Data records:
* Begin *

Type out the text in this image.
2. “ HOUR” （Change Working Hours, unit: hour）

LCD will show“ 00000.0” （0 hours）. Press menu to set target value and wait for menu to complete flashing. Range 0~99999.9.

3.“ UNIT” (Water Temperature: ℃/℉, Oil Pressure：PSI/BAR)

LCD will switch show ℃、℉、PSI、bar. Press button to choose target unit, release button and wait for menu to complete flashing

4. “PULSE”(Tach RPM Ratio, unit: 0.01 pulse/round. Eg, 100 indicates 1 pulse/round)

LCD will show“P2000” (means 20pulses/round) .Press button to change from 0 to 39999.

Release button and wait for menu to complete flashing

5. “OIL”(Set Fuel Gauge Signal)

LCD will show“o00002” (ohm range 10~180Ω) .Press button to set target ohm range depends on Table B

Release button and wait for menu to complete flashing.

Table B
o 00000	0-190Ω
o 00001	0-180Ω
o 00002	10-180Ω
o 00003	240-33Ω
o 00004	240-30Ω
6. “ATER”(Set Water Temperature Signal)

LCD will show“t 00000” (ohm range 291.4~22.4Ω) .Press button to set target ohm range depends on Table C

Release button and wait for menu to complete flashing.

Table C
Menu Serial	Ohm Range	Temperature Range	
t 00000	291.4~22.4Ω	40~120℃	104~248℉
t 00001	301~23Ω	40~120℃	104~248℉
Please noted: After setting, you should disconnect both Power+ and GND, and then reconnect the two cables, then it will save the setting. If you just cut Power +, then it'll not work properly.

* End *

*Work required*.
Type out the whole listing above again, exactly as it stands.

*Finished answer*.
Type out the text in this image.
2. “ HOUR” （Change Working Hours, unit: hour）

LCD will show“ 00000.0” （0 hours）. Press menu to set target value and wait for menu to complete flashing. Range 0~99999.9.

3.“ UNIT” (Water Temperature: ℃/℉, Oil Pressure：PSI/BAR)

LCD will switch show ℃、℉、PSI、bar. Press button to choose target unit, release button and wait for menu to complete flashing

4. “PULSE”(Tach RPM Ratio, unit: 0.01 pulse/round. Eg, 100 indicates 1 pulse/round)

LCD will show“P2000” (means 20pulses/round) .Press button to change from 0 to 39999.

Release button and wait for menu to complete flashing

5. “OIL”(Set Fuel Gauge Signal)

LCD will show“o00002” (ohm range 10~180Ω) .Press button to set target ohm range depends on Table B

Release button and wait for menu to complete flashing.

Table B
o 00000	0-190Ω
o 00001	0-180Ω
o 00002	10-180Ω
o 00003	240-33Ω
o 00004	240-30Ω
6. “ATER”(Set Water Temperature Signal)

LCD will show“t 00000” (ohm range 291.4~22.4Ω) .Press button to set target ohm range depends on Table C

Release button and wait for menu to complete flashing.

Table C
Menu Serial	Ohm Range	Temperature Range	
t 00000	291.4~22.4Ω	40~120℃	104~248℉
t 00001	301~23Ω	40~120℃	104~248℉
Please noted: After setting, you should disconnect both Power+ and GND, and then reconnect the two cables, then it will save the setting. If you just cut Power +, then it'll not work properly.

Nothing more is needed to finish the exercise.